Make an exact copy of every entry, from the first line to the last.

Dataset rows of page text
========

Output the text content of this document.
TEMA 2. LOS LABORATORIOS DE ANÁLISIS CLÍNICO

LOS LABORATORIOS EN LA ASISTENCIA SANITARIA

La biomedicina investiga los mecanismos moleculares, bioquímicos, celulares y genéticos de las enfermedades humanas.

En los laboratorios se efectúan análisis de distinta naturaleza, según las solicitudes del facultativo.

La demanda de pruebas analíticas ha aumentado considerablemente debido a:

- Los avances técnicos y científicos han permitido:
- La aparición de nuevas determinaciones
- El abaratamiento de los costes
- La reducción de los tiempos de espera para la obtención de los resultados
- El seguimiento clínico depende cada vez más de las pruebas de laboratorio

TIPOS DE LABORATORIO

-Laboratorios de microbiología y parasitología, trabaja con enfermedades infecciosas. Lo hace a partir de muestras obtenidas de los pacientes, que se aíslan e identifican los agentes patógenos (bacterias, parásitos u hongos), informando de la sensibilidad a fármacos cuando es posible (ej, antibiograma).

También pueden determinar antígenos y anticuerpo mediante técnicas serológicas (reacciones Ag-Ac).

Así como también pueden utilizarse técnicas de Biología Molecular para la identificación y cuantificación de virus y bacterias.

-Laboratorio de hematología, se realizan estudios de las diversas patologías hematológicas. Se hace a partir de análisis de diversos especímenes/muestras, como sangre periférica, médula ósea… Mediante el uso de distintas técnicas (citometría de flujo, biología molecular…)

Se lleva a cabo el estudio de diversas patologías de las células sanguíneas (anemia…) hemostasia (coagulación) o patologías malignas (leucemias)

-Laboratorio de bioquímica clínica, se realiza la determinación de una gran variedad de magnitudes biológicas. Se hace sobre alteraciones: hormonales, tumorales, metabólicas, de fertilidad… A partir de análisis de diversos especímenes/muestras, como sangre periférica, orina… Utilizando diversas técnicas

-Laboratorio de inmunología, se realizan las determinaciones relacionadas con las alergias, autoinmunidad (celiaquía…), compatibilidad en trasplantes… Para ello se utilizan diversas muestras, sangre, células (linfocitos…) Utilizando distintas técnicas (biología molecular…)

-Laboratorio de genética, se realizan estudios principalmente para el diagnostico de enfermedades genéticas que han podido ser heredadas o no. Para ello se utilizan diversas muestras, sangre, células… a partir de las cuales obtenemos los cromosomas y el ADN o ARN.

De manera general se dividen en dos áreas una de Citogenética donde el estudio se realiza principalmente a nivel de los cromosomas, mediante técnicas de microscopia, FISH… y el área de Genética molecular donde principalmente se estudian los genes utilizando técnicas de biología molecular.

========

> _THE ANSWER_
Output the text content of this document.
TEMA 2. LOS LABORATORIOS DE ANÁLISIS CLÍNICO

LOS LABORATORIOS EN LA ASISTENCIA SANITARIA

La biomedicina investiga los mecanismos moleculares, bioquímicos, celulares y genéticos de las enfermedades humanas.

En los laboratorios se efectúan análisis de distinta naturaleza, según las solicitudes del facultativo.

La demanda de pruebas analíticas ha aumentado considerablemente debido a:

- Los avances técnicos y científicos han permitido:
- La aparición de nuevas determinaciones
- El abaratamiento de los costes
- La reducción de los tiempos de espera para la obtención de los resultados
- El seguimiento clínico depende cada vez más de las pruebas de laboratorio

TIPOS DE LABORATORIO

-Laboratorios de microbiología y parasitología, trabaja con enfermedades infecciosas. Lo hace a partir de muestras obtenidas de los pacientes, que se aíslan e identifican los agentes patógenos (bacterias, parásitos u hongos), informando de la sensibilidad a fármacos cuando es posible (ej, antibiograma).

También pueden determinar antígenos y anticuerpo mediante técnicas serológicas (reacciones Ag-Ac).

Así como también pueden utilizarse técnicas de Biología Molecular para la identificación y cuantificación de virus y bacterias.

-Laboratorio de hematología, se realizan estudios de las diversas patologías hematológicas. Se hace a partir de análisis de diversos especímenes/muestras, como sangre periférica, médula ósea… Mediante el uso de distintas técnicas (citometría de flujo, biología molecular…)

Se lleva a cabo el estudio de diversas patologías de las células sanguíneas (anemia…) hemostasia (coagulación) o patologías malignas (leucemias)

-Laboratorio de bioquímica clínica, se realiza la determinación de una gran variedad de magnitudes biológicas. Se hace sobre alteraciones: hormonales, tumorales, metabólicas, de fertilidad… A partir de análisis de diversos especímenes/muestras, como sangre periférica, orina… Utilizando diversas técnicas

-Laboratorio de inmunología, se realizan las determinaciones relacionadas con las alergias, autoinmunidad (celiaquía…), compatibilidad en trasplantes… Para ello se utilizan diversas muestras, sangre, células (linfocitos…) Utilizando distintas técnicas (biología molecular…)

-Laboratorio de genética, se realizan estudios principalmente para el diagnostico de enfermedades genéticas que han podido ser heredadas o no. Para ello se utilizan diversas muestras, sangre, células… a partir de las cuales obtenemos los cromosomas y el ADN o ARN.

De manera general se dividen en dos áreas una de Citogenética donde el estudio se realiza principalmente a nivel de los cromosomas, mediante técnicas de microscopia, FISH… y el área de Genética molecular donde principalmente se estudian los genes utilizando técnicas de biología molecular.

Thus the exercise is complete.